◆ WHAT IS NEEDED ◆
Your task is to print all of the material verbatim.

◆ WORKING DATA ◆
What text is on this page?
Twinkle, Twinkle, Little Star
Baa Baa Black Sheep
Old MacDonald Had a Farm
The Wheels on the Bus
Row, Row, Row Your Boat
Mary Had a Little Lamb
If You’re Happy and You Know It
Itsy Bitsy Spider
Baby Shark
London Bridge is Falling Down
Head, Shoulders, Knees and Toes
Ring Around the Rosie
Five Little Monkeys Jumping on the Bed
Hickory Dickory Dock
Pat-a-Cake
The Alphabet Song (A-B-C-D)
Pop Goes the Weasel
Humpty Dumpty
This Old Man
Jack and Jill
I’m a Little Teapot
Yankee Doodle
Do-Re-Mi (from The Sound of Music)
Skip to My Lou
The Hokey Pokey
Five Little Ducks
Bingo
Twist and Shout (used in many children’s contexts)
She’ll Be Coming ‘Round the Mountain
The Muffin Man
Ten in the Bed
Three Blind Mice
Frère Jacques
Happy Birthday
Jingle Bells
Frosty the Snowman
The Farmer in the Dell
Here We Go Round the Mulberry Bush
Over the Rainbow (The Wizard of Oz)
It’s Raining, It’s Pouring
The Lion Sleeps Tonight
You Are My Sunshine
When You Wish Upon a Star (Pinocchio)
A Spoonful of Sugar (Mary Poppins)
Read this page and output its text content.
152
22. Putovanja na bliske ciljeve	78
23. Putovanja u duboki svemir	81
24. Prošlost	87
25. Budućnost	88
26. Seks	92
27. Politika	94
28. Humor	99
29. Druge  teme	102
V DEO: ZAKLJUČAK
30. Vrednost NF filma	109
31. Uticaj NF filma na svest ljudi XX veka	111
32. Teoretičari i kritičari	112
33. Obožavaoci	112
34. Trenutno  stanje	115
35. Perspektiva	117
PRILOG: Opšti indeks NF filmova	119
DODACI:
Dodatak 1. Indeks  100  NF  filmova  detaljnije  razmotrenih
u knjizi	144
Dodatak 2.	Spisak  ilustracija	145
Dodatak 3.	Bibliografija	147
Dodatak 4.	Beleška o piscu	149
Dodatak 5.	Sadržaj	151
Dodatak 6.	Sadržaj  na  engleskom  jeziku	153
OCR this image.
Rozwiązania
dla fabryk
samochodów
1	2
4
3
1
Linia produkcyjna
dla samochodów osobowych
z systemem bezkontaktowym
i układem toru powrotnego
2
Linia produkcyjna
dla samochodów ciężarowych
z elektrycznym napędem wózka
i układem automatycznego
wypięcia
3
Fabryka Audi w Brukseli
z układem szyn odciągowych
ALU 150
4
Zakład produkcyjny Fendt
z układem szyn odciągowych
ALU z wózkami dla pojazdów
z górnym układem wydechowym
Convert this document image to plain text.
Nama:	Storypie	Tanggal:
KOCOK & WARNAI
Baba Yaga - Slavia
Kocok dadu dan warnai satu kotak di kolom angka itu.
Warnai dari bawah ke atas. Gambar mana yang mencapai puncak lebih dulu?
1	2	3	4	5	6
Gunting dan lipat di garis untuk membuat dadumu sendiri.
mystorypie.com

◆ SOLUTION FOR THIS EXERCISE ◆
What text is on this page?
Twinkle, Twinkle, Little Star
Baa Baa Black Sheep
Old MacDonald Had a Farm
The Wheels on the Bus
Row, Row, Row Your Boat
Mary Had a Little Lamb
If You’re Happy and You Know It
Itsy Bitsy Spider
Baby Shark
London Bridge is Falling Down
Head, Shoulders, Knees and Toes
Ring Around the Rosie
Five Little Monkeys Jumping on the Bed
Hickory Dickory Dock
Pat-a-Cake
The Alphabet Song (A-B-C-D)
Pop Goes the Weasel
Humpty Dumpty
This Old Man
Jack and Jill
I’m a Little Teapot
Yankee Doodle
Do-Re-Mi (from The Sound of Music)
Skip to My Lou
The Hokey Pokey
Five Little Ducks
Bingo
Twist and Shout (used in many children’s contexts)
She’ll Be Coming ‘Round the Mountain
The Muffin Man
Ten in the Bed
Three Blind Mice
Frère Jacques
Happy Birthday
Jingle Bells
Frosty the Snowman
The Farmer in the Dell
Here We Go Round the Mulberry Bush
Over the Rainbow (The Wizard of Oz)
It’s Raining, It’s Pouring
The Lion Sleeps Tonight
You Are My Sunshine
When You Wish Upon a Star (Pinocchio)
A Spoonful of Sugar (Mary Poppins)
Read this page and output its text content.
152
22. Putovanja na bliske ciljeve	78
23. Putovanja u duboki svemir	81
24. Prošlost	87
25. Budućnost	88
26. Seks	92
27. Politika	94
28. Humor	99
29. Druge  teme	102
V DEO: ZAKLJUČAK
30. Vrednost NF filma	109
31. Uticaj NF filma na svest ljudi XX veka	111
32. Teoretičari i kritičari	112
33. Obožavaoci	112
34. Trenutno  stanje	115
35. Perspektiva	117
PRILOG: Opšti indeks NF filmova	119
DODACI:
Dodatak 1. Indeks  100  NF  filmova  detaljnije  razmotrenih
u knjizi	144
Dodatak 2.	Spisak  ilustracija	145
Dodatak 3.	Bibliografija	147
Dodatak 4.	Beleška o piscu	149
Dodatak 5.	Sadržaj	151
Dodatak 6.	Sadržaj  na  engleskom  jeziku	153
OCR this image.
Rozwiązania
dla fabryk
samochodów
1	2
4
3
1
Linia produkcyjna
dla samochodów osobowych
z systemem bezkontaktowym
i układem toru powrotnego
2
Linia produkcyjna
dla samochodów ciężarowych
z elektrycznym napędem wózka
i układem automatycznego
wypięcia
3
Fabryka Audi w Brukseli
z układem szyn odciągowych
ALU 150
4
Zakład produkcyjny Fendt
z układem szyn odciągowych
ALU z wózkami dla pojazdów
z górnym układem wydechowym
Convert this document image to plain text.
Nama:	Storypie	Tanggal:
KOCOK & WARNAI
Baba Yaga - Slavia
Kocok dadu dan warnai satu kotak di kolom angka itu.
Warnai dari bawah ke atas. Gambar mana yang mencapai puncak lebih dulu?
1	2	3	4	5	6
Gunting dan lipat di garis untuk membuat dadumu sendiri.
mystorypie.com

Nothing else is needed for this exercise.